AIM:
Select and copy out every line in the records containing "dealing".

Records:
☆ ☆ ☆
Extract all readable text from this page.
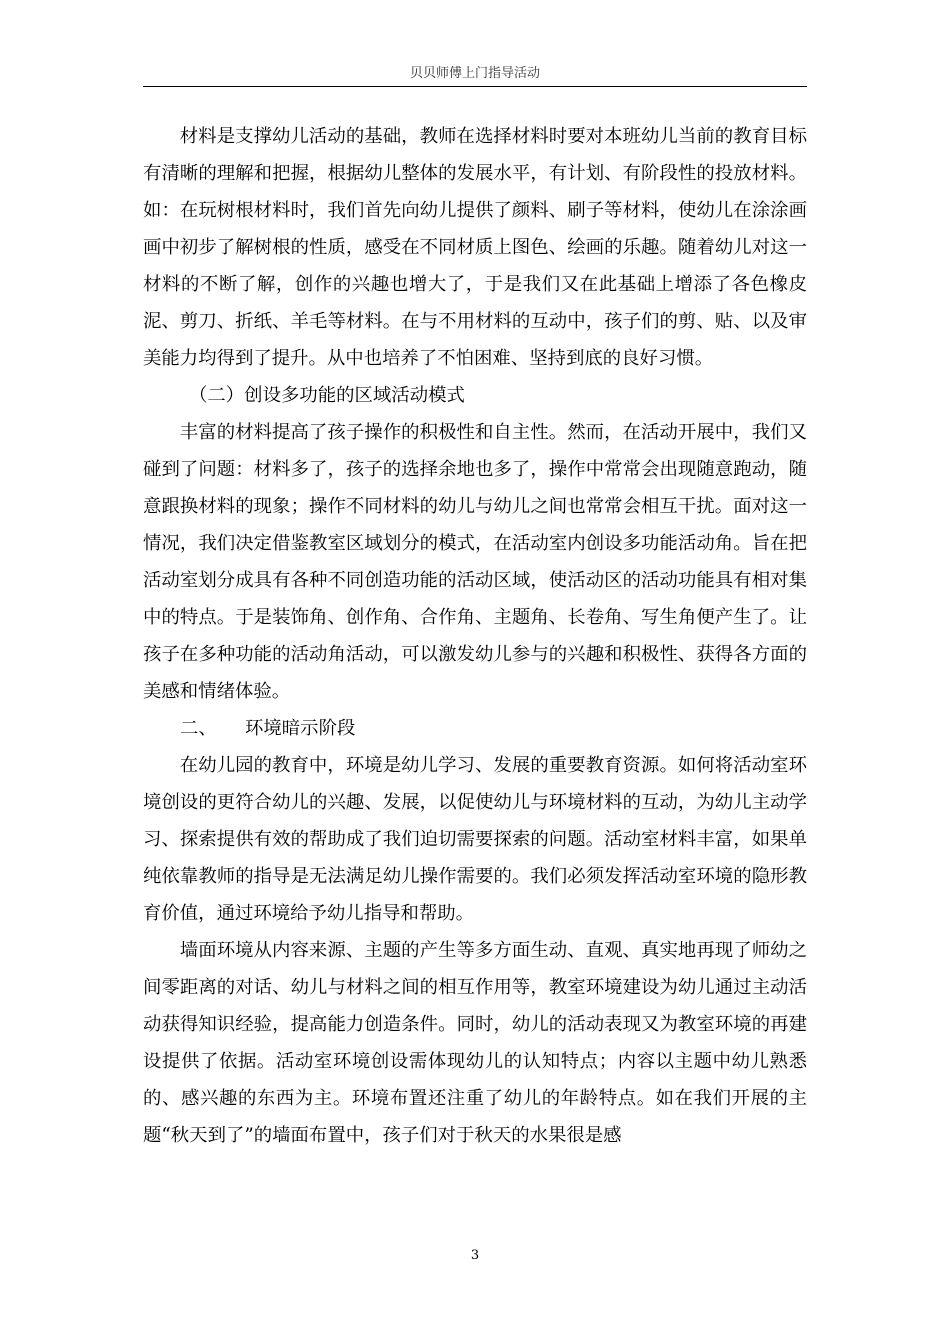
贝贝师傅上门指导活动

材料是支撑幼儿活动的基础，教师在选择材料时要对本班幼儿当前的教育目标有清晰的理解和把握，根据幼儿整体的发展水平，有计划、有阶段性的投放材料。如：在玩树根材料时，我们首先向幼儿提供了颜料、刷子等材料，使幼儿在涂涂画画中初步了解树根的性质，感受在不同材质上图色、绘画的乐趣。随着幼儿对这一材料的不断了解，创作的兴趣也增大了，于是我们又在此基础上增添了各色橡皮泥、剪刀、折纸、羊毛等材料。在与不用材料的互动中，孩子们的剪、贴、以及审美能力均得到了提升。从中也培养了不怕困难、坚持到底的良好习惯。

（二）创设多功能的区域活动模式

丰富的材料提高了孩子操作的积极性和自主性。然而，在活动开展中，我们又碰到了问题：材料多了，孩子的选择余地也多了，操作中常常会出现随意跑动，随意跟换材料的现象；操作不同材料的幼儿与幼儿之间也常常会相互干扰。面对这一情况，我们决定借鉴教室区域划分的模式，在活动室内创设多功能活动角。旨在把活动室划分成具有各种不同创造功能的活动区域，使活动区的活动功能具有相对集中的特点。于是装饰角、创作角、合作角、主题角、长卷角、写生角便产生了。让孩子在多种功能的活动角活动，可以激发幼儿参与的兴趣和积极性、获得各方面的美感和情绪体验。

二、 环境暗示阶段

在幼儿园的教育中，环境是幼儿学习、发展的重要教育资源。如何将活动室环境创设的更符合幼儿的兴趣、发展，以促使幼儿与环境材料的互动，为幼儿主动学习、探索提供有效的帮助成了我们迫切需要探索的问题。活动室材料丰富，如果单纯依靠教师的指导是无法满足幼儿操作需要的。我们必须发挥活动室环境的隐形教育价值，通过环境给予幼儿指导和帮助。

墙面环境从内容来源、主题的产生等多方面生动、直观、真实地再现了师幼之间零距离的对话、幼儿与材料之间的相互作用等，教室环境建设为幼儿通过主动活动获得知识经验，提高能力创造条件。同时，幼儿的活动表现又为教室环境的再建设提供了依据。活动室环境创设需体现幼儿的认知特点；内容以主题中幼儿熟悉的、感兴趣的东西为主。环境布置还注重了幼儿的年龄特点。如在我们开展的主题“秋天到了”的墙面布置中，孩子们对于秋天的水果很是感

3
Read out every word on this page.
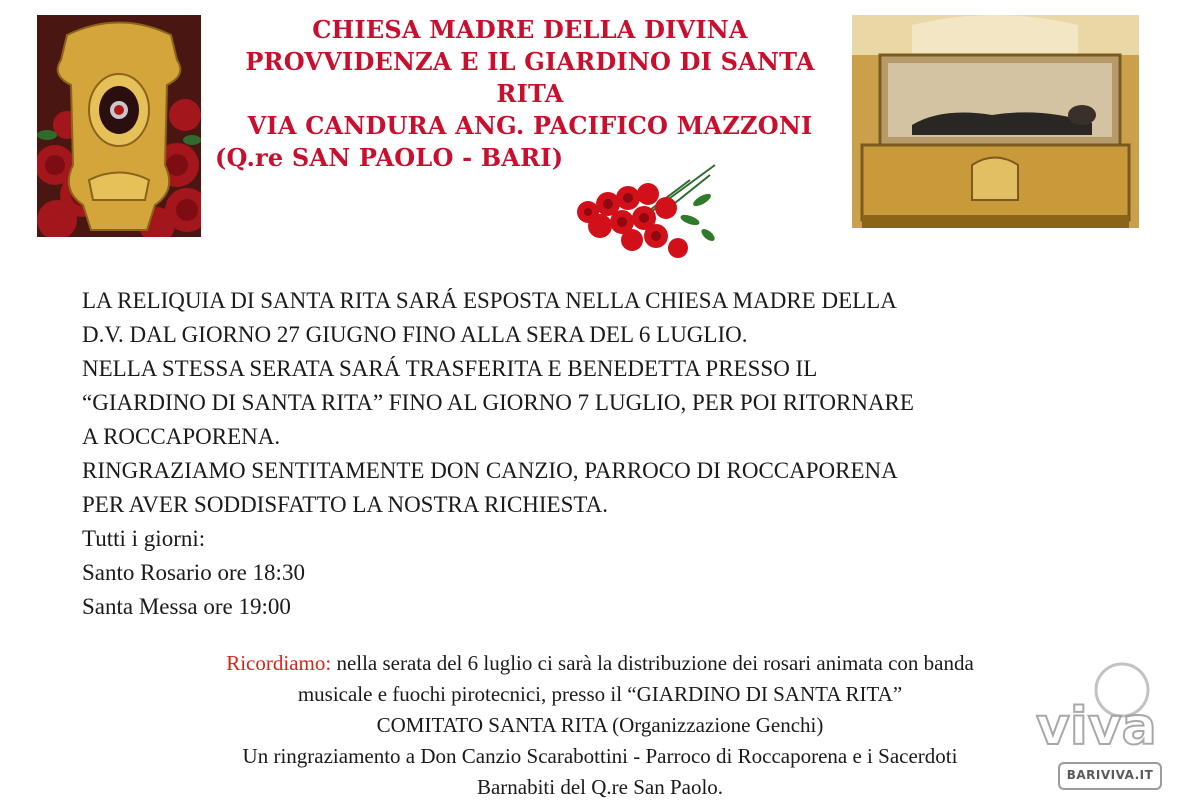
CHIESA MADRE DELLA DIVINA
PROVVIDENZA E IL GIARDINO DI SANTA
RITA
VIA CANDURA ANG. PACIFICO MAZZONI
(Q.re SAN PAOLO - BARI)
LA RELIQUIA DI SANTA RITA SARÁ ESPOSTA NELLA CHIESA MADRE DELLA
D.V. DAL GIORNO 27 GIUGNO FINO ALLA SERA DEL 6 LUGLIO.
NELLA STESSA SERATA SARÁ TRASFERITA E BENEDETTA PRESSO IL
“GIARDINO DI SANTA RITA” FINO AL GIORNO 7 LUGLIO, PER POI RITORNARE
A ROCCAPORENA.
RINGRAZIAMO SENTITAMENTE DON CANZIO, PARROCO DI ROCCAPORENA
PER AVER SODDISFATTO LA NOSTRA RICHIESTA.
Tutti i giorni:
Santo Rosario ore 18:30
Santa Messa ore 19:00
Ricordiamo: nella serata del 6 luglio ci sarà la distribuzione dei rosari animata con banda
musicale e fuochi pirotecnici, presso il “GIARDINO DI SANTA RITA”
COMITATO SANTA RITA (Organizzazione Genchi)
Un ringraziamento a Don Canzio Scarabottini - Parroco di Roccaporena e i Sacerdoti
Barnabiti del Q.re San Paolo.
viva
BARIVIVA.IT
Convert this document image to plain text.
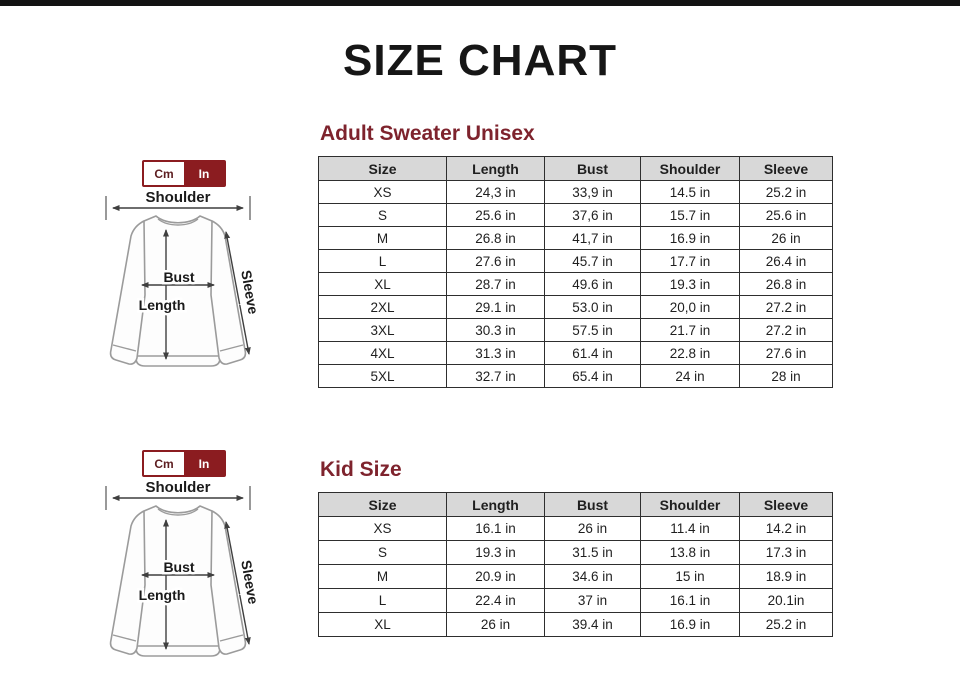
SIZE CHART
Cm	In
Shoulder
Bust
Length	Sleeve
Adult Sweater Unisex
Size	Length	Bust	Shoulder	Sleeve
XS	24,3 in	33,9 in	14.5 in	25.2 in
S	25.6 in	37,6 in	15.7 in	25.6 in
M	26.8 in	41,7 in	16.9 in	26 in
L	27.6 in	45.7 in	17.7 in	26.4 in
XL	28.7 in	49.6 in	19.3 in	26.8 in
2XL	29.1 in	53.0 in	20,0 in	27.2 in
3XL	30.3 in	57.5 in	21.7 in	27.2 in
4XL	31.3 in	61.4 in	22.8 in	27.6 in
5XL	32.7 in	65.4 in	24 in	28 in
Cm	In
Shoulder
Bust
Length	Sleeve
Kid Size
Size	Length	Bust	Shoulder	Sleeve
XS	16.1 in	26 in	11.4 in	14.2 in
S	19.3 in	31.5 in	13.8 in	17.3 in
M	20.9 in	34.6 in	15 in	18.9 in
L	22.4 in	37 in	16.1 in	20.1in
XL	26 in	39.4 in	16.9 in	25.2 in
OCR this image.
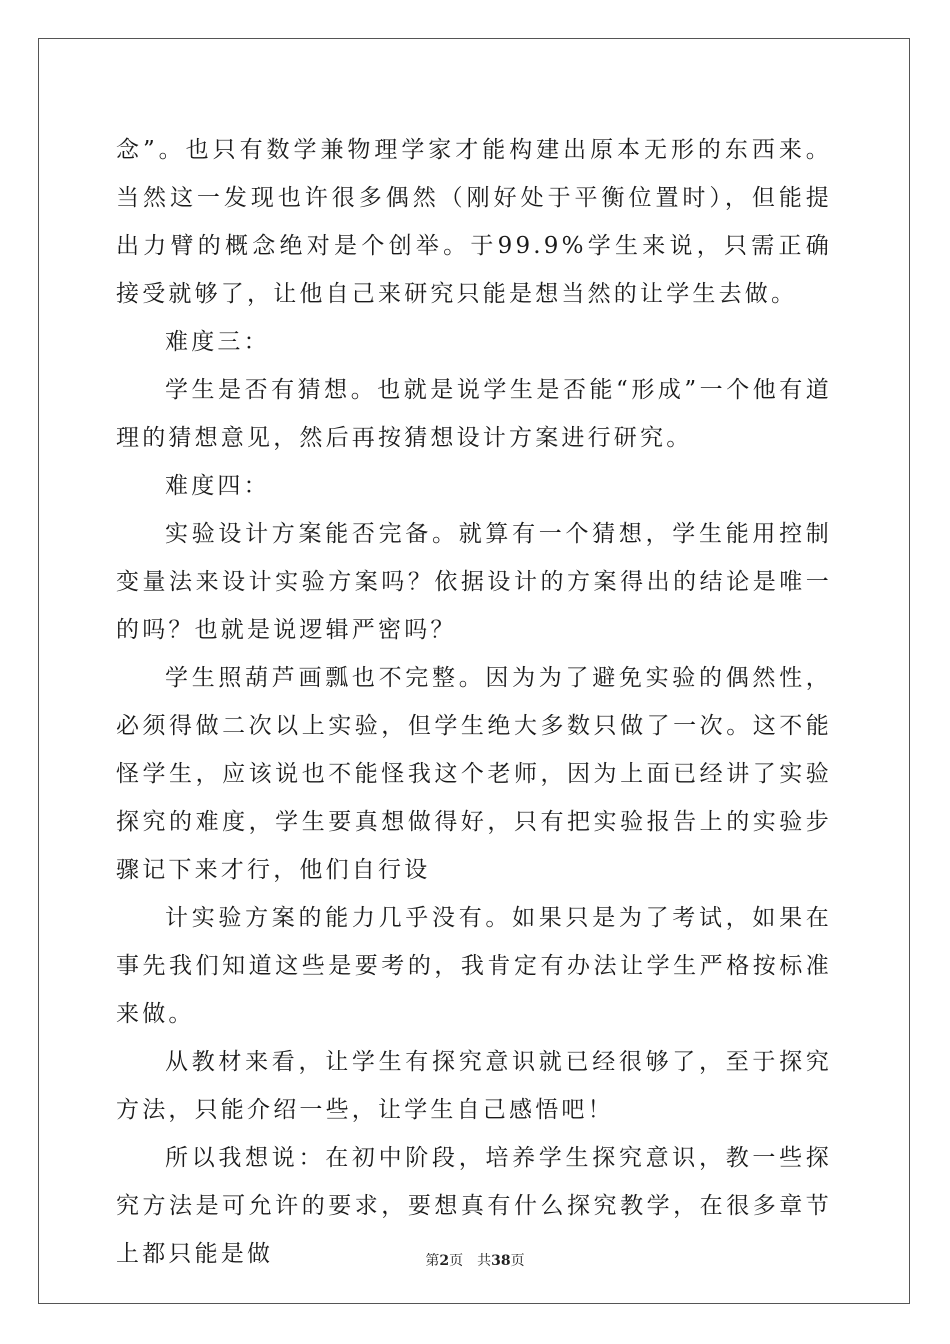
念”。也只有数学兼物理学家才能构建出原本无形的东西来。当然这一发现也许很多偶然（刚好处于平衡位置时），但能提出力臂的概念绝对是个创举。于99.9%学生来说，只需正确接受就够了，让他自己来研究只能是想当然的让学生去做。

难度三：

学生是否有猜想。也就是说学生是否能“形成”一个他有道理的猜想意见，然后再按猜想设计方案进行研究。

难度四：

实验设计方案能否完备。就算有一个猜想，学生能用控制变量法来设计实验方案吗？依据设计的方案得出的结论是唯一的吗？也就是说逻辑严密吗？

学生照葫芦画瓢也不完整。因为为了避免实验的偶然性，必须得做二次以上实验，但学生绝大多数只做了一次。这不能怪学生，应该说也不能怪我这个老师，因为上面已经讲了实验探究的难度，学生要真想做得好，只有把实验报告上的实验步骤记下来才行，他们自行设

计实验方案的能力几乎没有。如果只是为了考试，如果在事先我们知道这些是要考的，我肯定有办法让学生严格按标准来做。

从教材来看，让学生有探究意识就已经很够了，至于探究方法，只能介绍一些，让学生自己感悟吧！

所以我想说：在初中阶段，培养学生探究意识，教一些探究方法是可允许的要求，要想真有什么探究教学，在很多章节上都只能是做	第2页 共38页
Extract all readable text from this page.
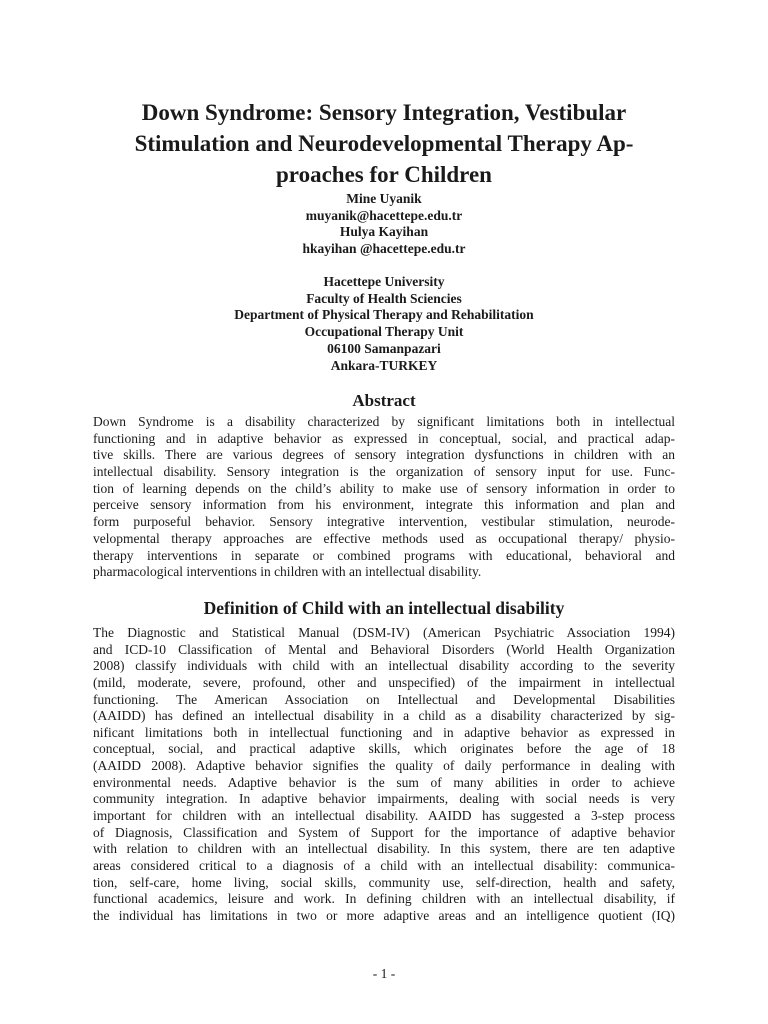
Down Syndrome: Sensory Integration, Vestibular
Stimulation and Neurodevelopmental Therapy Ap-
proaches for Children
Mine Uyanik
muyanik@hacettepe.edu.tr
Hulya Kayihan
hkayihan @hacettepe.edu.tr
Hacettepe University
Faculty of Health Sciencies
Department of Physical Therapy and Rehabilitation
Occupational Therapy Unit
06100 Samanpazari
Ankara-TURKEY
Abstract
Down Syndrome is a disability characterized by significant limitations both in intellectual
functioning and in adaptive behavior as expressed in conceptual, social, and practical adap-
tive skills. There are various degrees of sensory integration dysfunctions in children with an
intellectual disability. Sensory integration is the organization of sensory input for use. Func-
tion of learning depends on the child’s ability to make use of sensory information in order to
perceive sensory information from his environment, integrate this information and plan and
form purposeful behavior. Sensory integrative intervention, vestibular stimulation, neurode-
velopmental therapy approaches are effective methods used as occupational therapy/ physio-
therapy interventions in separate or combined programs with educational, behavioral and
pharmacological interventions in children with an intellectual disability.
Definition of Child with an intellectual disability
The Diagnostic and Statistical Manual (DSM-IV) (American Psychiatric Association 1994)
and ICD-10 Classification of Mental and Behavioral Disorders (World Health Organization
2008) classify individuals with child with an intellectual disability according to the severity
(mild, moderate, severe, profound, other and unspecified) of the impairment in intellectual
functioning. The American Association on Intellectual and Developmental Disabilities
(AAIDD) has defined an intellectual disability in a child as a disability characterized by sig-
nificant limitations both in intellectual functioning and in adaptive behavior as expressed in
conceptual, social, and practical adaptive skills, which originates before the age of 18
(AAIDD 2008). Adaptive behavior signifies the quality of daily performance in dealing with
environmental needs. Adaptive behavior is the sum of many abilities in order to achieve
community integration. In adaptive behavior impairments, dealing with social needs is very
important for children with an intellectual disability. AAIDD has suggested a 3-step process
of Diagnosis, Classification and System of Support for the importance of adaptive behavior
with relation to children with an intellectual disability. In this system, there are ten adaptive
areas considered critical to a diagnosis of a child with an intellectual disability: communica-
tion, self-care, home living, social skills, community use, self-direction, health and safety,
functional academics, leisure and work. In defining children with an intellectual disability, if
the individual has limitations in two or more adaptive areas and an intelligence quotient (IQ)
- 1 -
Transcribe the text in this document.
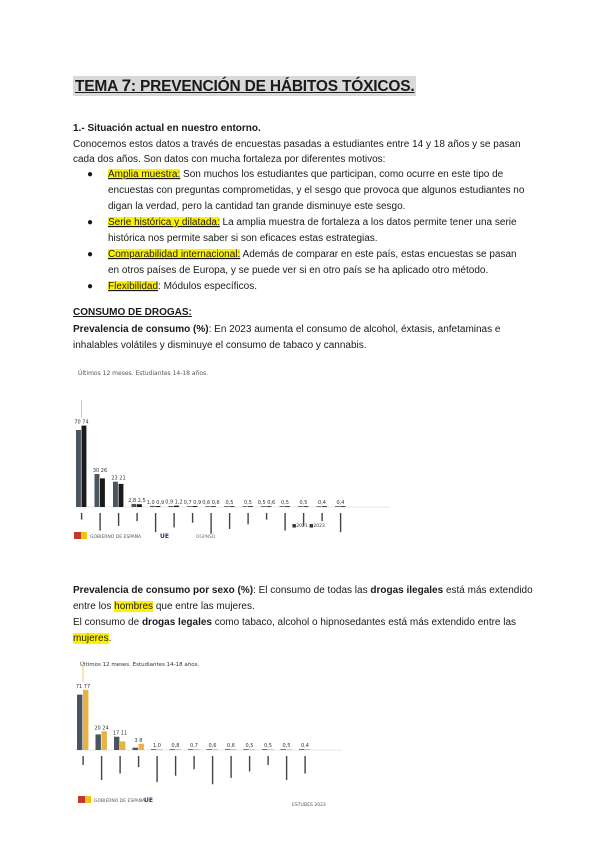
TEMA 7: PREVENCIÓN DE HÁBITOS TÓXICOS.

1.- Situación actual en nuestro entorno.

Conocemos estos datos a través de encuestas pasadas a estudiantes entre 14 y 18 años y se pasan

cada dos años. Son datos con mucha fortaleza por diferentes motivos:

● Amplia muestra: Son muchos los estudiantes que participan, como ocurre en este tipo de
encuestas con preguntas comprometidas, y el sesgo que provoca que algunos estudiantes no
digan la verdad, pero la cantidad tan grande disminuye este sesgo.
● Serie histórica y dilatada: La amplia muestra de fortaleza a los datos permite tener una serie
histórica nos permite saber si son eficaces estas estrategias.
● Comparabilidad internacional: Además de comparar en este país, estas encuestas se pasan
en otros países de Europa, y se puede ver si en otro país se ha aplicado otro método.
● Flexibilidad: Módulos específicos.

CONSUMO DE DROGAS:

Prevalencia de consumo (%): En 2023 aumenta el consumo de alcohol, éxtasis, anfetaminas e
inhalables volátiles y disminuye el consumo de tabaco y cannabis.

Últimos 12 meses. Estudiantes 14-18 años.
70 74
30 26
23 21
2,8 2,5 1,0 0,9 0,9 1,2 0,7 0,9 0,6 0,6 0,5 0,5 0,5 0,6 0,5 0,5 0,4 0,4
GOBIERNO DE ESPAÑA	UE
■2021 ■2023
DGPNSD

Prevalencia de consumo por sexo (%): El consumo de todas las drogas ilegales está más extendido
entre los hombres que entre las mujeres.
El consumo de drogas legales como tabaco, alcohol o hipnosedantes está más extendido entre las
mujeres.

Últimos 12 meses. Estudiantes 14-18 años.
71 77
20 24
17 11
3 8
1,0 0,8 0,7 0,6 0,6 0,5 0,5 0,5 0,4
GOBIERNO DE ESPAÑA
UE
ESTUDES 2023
☆ ☆ ☆
EXERCISE ANSWER:
(AAIDD 2008). Adaptive behavior signifies the quality of daily performance in dealing with
community integration. In adaptive behavior impairments, dealing with social needs is very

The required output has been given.